▶ _Exercise text_:
We've all seen stories like this one about folks who've cancelled their cable or satellite TV service in favor of getting television programming over the air or via the web, either for free or at reduced cost . That many people are considering such a move comes as no surprise, given the state of the economy and that cable bills can run well over $100 per month for anyone desiring more than just the basics. This article at WalletPop.com explores just how much cord-cutters can save. On the other side of things, research indicates cancelling the cable subscription is probably not yet right for everyone. Whether it's right for you depends on factors like what you watch, how much you watch, the quality of your Internet connection, and even where you live. ConsumerSearch already has a number of reports that lay out some of the considerations for you, including brand new reports on video streaming services, and on digital media players that bring those services to any TV. Let's pull all of that together so you can see whether cutting the cord to your cable or satellite TV provider will work for you and your family.
What to watch
To receive TV programs from national and local broadcast channels, your best bet is to do things the old-fashioned way, using an over-the-air antenna. TV stations continue to broadcast signals, albeit now in digital format so you'll also need a TV or another device (such as a digital converter box) with a digital tuner. In some cases TV reception is better than it was under analog broadcasting, but it's worse in others. You can find out more details, including how to find out which signals are available at your location, in our report on TV antennas.
If you're out of range of some or all the TV broadcasters you want to see, you're not necessarily out of luck. Hulu Plus is an all-you-can watch video streaming service that carries lots of current-season programming. Netflix and the just-launched Amazon Prime streaming video service also offer unlimited viewing of TV shows, but mostly from past seasons. You can also rent or buy individual current-season programs from Amazon Video on Demand and iTunes -- but if you watch a lot of TV, that can get expensive in a hurry.

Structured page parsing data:

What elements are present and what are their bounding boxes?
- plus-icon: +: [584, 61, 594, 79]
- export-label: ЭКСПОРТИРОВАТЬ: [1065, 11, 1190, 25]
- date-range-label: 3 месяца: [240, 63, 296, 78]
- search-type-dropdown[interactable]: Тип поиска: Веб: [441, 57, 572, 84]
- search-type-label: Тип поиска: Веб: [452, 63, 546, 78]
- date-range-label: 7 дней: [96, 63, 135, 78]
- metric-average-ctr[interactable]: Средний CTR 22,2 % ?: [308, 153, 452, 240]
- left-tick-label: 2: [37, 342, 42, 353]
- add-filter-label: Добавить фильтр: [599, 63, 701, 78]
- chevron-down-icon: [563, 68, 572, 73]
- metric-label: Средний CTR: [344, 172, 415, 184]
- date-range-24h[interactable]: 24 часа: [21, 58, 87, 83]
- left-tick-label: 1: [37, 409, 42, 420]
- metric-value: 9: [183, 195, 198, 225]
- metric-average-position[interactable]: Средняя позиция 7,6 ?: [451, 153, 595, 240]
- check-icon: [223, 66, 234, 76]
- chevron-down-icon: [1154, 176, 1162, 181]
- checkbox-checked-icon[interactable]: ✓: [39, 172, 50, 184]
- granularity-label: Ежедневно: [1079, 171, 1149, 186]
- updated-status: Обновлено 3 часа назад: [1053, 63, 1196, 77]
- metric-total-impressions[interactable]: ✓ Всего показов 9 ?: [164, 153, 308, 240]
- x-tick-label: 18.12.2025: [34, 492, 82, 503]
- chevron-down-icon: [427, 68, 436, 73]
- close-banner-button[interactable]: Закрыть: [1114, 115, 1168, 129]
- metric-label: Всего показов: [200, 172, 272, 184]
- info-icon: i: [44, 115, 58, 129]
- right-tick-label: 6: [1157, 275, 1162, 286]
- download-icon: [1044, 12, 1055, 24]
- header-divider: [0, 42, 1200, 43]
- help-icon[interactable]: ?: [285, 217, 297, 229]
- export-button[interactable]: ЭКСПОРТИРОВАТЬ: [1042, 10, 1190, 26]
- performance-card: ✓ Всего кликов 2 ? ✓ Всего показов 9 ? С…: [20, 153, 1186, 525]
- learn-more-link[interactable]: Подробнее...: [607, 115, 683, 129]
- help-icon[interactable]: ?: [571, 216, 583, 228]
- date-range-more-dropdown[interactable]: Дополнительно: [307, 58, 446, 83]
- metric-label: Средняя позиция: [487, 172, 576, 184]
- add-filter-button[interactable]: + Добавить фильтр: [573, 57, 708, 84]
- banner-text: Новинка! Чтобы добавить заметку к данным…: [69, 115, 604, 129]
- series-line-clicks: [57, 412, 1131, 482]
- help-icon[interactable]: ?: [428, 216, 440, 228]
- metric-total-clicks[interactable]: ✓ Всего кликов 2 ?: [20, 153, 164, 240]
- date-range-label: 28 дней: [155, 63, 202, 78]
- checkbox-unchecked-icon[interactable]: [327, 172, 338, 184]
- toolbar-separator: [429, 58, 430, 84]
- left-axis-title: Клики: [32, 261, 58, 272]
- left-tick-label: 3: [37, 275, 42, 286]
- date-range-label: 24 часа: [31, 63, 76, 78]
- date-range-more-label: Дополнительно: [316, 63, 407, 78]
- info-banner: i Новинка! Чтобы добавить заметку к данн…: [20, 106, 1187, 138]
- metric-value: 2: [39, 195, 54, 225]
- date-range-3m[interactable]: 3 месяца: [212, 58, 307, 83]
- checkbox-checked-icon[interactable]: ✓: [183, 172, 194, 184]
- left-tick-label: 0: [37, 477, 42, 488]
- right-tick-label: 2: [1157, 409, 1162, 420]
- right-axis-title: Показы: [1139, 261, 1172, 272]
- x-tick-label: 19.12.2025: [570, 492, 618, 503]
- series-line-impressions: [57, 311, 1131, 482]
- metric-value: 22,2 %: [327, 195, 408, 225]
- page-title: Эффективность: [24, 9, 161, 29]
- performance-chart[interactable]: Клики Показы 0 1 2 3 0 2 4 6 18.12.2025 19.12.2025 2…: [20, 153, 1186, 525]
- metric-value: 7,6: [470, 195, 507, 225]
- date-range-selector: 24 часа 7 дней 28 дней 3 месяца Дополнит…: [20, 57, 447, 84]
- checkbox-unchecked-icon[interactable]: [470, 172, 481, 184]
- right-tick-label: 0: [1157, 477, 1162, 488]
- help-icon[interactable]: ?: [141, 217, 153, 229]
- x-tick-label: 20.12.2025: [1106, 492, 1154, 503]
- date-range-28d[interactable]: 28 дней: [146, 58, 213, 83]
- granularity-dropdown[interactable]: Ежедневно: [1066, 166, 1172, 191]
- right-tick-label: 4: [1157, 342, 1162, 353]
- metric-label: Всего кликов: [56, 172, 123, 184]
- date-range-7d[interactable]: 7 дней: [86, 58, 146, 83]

▶ _Exercises_:
1. Retype the cord-cutting article from "What to watch" up to and including "on TV antennas.".
2. According to the cord-cutting article, why does someone using an over-the-air antenna also need a TV or other device with a digital tuner? Answer in one to three sentences.
3. Please carry on the cord-cutting article from where it stops.
The listing has nothing to do with this exercise.

▶ _Exercise answers_:
1.
What to watch
To receive TV programs from national and local broadcast channels, your best bet is to do things the old-fashioned way, using an over-the-air antenna. TV stations continue to broadcast signals, albeit now in digital format so you'll also need a TV or another device (such as a digital converter box) with a digital tuner. In some cases TV reception is better than it was under analog broadcasting, but it's worse in others. You can find out more details, including how to find out which signals are available at your location, in our report on TV antennas.

2. TV stations still broadcast signals, but they now do so in digital format. Receiving them therefore requires a TV or another device, such as a digital converter box, that has a digital tuner.

3.
That takes care of the basics, but what about the extras such as movies and sports? There the news is good and not so good; let's explain. On the movie front, some premium cable networks (HBO, for example) aren't in a hurry to give up their hard-fought-for and highly-paid-for exclusives. Others are more giving. For example, many of the movies and series available on Starz, and some of the content available on Epix, is available to Netflix users as part of their streaming video subscription -- a good thing as Netflix has little else in the way of recent top movie titles.
If you want to watch new Hollywood hits, look to video on demand services such as Vudu, Amazon Video on Demand and iTunes, but at a cost per film that's on a par with renting discs at a video rental store, and often higher than what you'd pay for rentals done through the mail or at a kiosk such as Redbox. On the other hand, the movies are often available on the same day and date as their DVD release -- and weeks or months before they appear on the cable networks. You can find more about these and other sources for streaming TV shows and movies in our report on video streaming.
The picture is darker for sports fans, however. Bottom line: if a regional cable sports network holds the rights to your favorite local team, there's likely no legal way to stream its games online. Of course, if you can receive your local TV stations over the air, you will get any local sports they carry. That covers most local NFL games, some but likely far from all MLB games, and few if any (depending on the market) NHL and NBA games. If your favorite teams play elsewhere, out-of-market NHL and MLB games can be streamed on line and to your TV via a few devices, such as the Roku XDS digital media player. Still, the bottom line is that sports fans who need or want to watch their hometown heroes play should probably think twice before cutting their cable ties.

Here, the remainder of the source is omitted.